- TASK TO COMPLETE -
Of the lines below, how many hold the string "危险化学品安全管理条例"? Give only the number.

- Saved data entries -
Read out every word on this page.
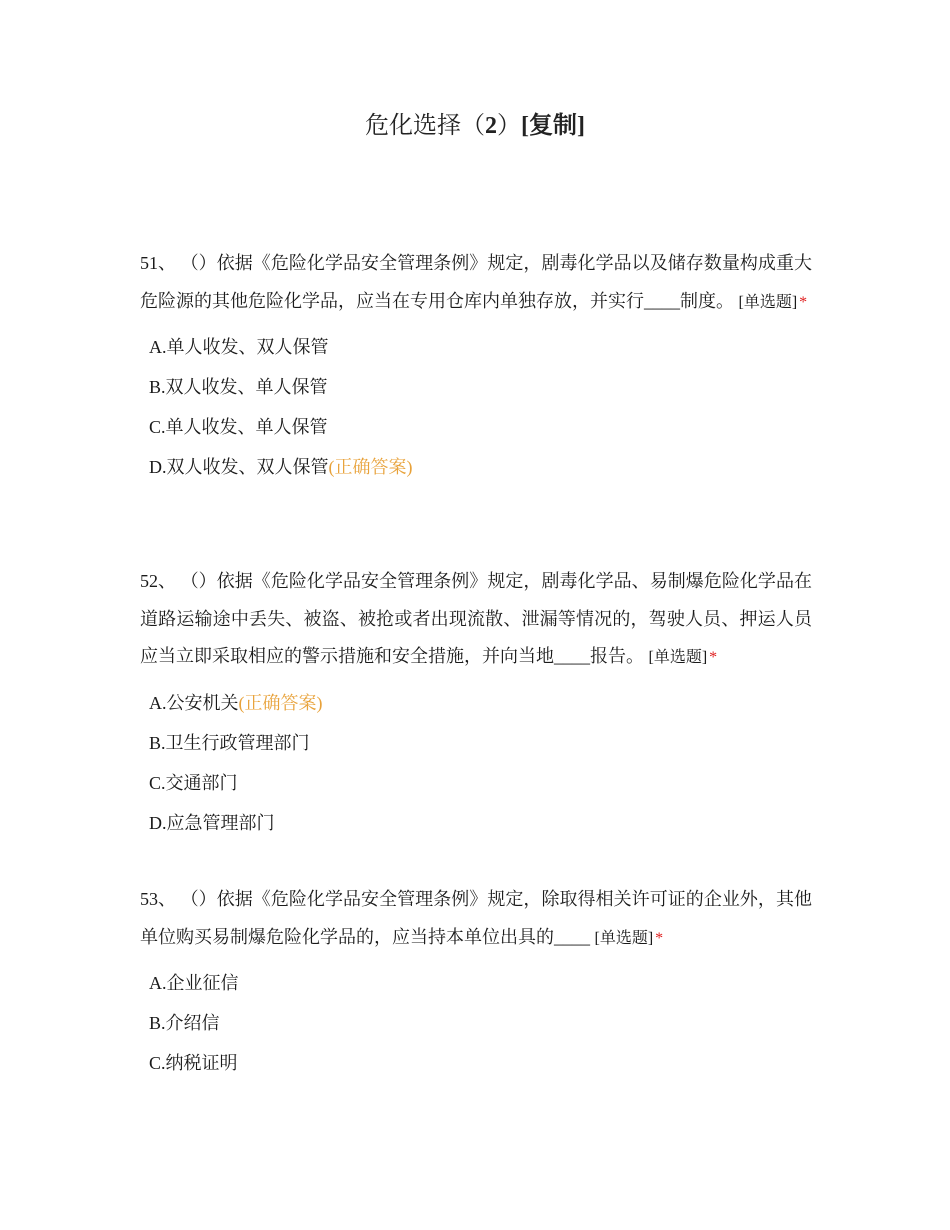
危化选择（2）[复制]

51、 （）依据《危险化学品安全管理条例》规定，剧毒化学品以及储存数量构成重大危险源的其他危险化学品，应当在专用仓库内单独存放，并实行____制度。 [单选题] *

A.单人收发、双人保管
B.双人收发、单人保管
C.单人收发、单人保管
D.双人收发、双人保管(正确答案)

52、 （）依据《危险化学品安全管理条例》规定，剧毒化学品、易制爆危险化学品在道路运输途中丢失、被盗、被抢或者出现流散、泄漏等情况的，驾驶人员、押运人员应当立即采取相应的警示措施和安全措施，并向当地____报告。 [单选题] *

A.公安机关(正确答案)
B.卫生行政管理部门
C.交通部门
D.应急管理部门

53、 （）依据《危险化学品安全管理条例》规定，除取得相关许可证的企业外，其他单位购买易制爆危险化学品的，应当持本单位出具的____ [单选题] *

A.企业征信
B.介绍信
C.纳税证明
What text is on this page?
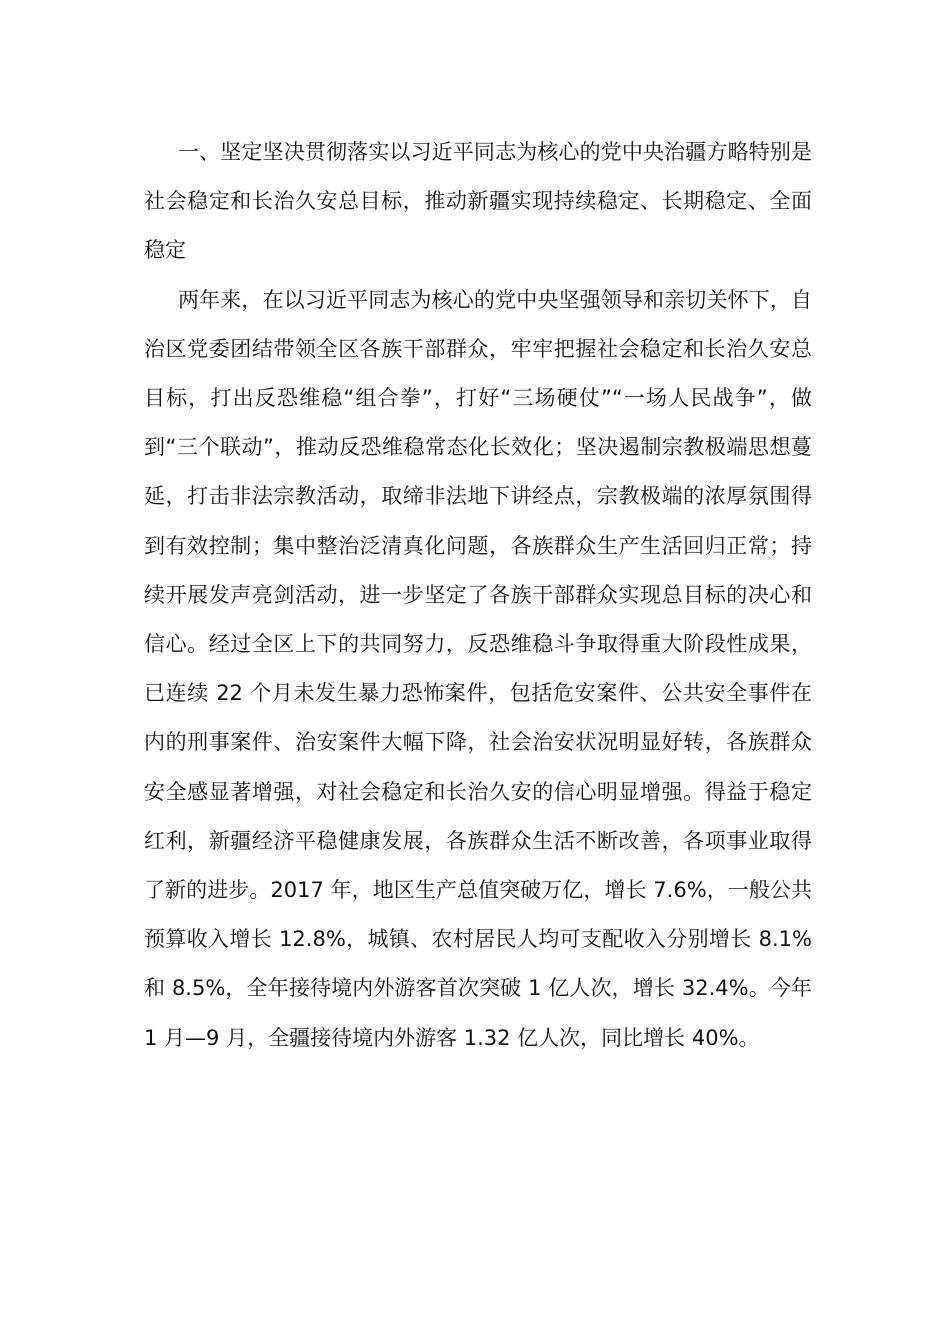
一、坚定坚决贯彻落实以习近平同志为核心的党中央治疆方略特别是社会稳定和长治久安总目标，推动新疆实现持续稳定、长期稳定、全面稳定

两年来，在以习近平同志为核心的党中央坚强领导和亲切关怀下，自治区党委团结带领全区各族干部群众，牢牢把握社会稳定和长治久安总目标，打出反恐维稳“组合拳”，打好“三场硬仗”“一场人民战争”，做到“三个联动”，推动反恐维稳常态化长效化；坚决遏制宗教极端思想蔓延，打击非法宗教活动，取缔非法地下讲经点，宗教极端的浓厚氛围得到有效控制；集中整治泛清真化问题，各族群众生产生活回归正常；持续开展发声亮剑活动，进一步坚定了各族干部群众实现总目标的决心和信心。经过全区上下的共同努力，反恐维稳斗争取得重大阶段性成果，已连续 22 个月未发生暴力恐怖案件，包括危安案件、公共安全事件在内的刑事案件、治安案件大幅下降，社会治安状况明显好转，各族群众安全感显著增强，对社会稳定和长治久安的信心明显增强。得益于稳定红利，新疆经济平稳健康发展，各族群众生活不断改善，各项事业取得了新的进步。2017 年，地区生产总值突破万亿，增长 7.6%，一般公共预算收入增长 12.8%，城镇、农村居民人均可支配收入分别增长 8.1%和 8.5%，全年接待境内外游客首次突破 1 亿人次，增长 32.4%。今年 1 月—9 月，全疆接待境内外游客 1.32 亿人次，同比增长 40%。
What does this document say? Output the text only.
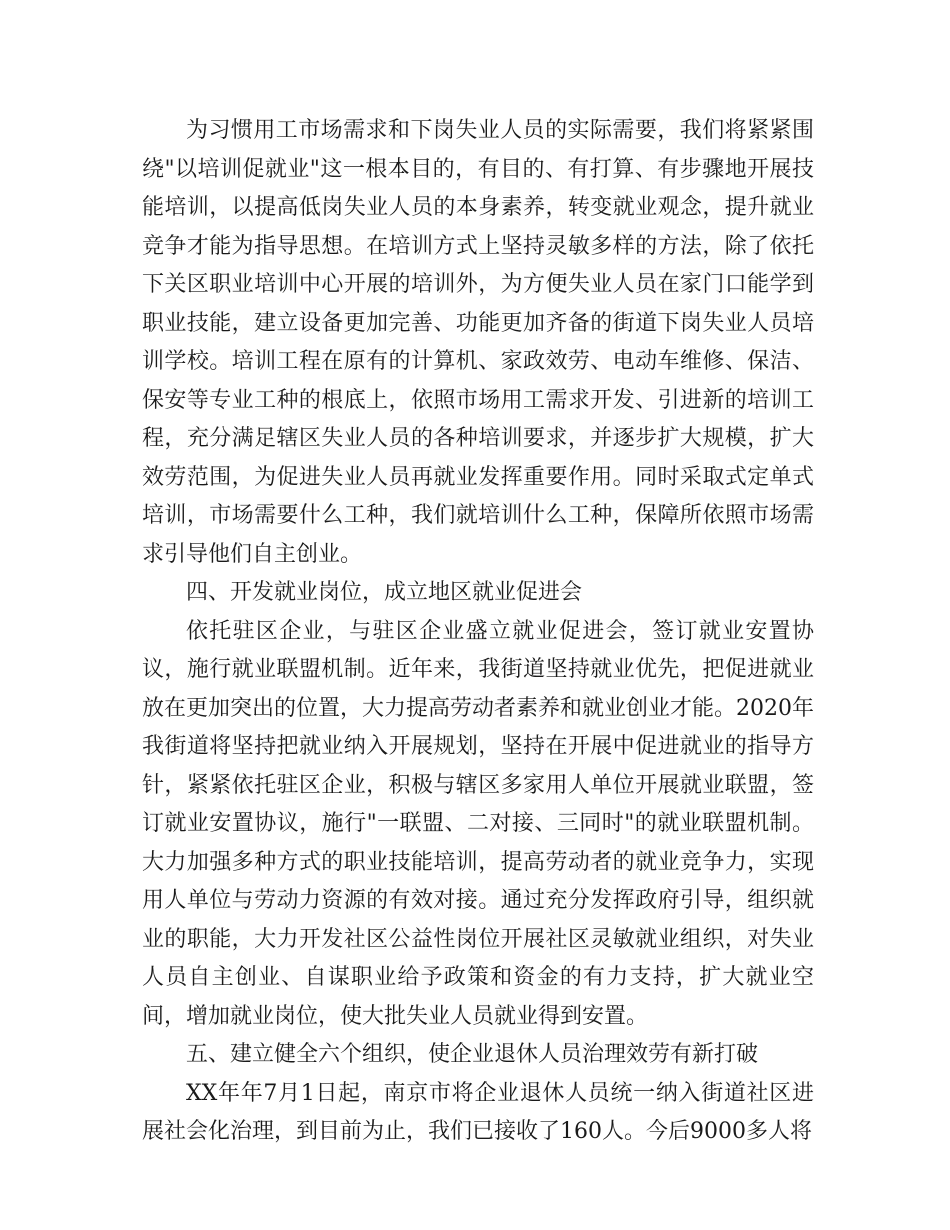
为习惯用工市场需求和下岗失业人员的实际需要，我们将紧紧围绕"以培训促就业"这一根本目的，有目的、有打算、有步骤地开展技能培训，以提高低岗失业人员的本身素养，转变就业观念，提升就业竞争才能为指导思想。在培训方式上坚持灵敏多样的方法，除了依托下关区职业培训中心开展的培训外，为方便失业人员在家门口能学到职业技能，建立设备更加完善、功能更加齐备的街道下岗失业人员培训学校。培训工程在原有的计算机、家政效劳、电动车维修、保洁、保安等专业工种的根底上，依照市场用工需求开发、引进新的培训工程，充分满足辖区失业人员的各种培训要求，并逐步扩大规模，扩大效劳范围，为促进失业人员再就业发挥重要作用。同时采取式定单式培训，市场需要什么工种，我们就培训什么工种，保障所依照市场需求引导他们自主创业。

四、开发就业岗位，成立地区就业促进会

依托驻区企业，与驻区企业盛立就业促进会，签订就业安置协议，施行就业联盟机制。近年来，我街道坚持就业优先，把促进就业放在更加突出的位置，大力提高劳动者素养和就业创业才能。2020年我街道将坚持把就业纳入开展规划，坚持在开展中促进就业的指导方针，紧紧依托驻区企业，积极与辖区多家用人单位开展就业联盟，签订就业安置协议，施行"一联盟、二对接、三同时"的就业联盟机制。大力加强多种方式的职业技能培训，提高劳动者的就业竞争力，实现用人单位与劳动力资源的有效对接。通过充分发挥政府引导，组织就业的职能，大力开发社区公益性岗位开展社区灵敏就业组织，对失业人员自主创业、自谋职业给予政策和资金的有力支持，扩大就业空间，增加就业岗位，使大批失业人员就业得到安置。

五、建立健全六个组织，使企业退休人员治理效劳有新打破

XX年年7月1日起，南京市将企业退休人员统一纳入街道社区进展社会化治理，到目前为止，我们已接收了160人。今后9000多人将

- REPLY TO THE EXERCISE -
3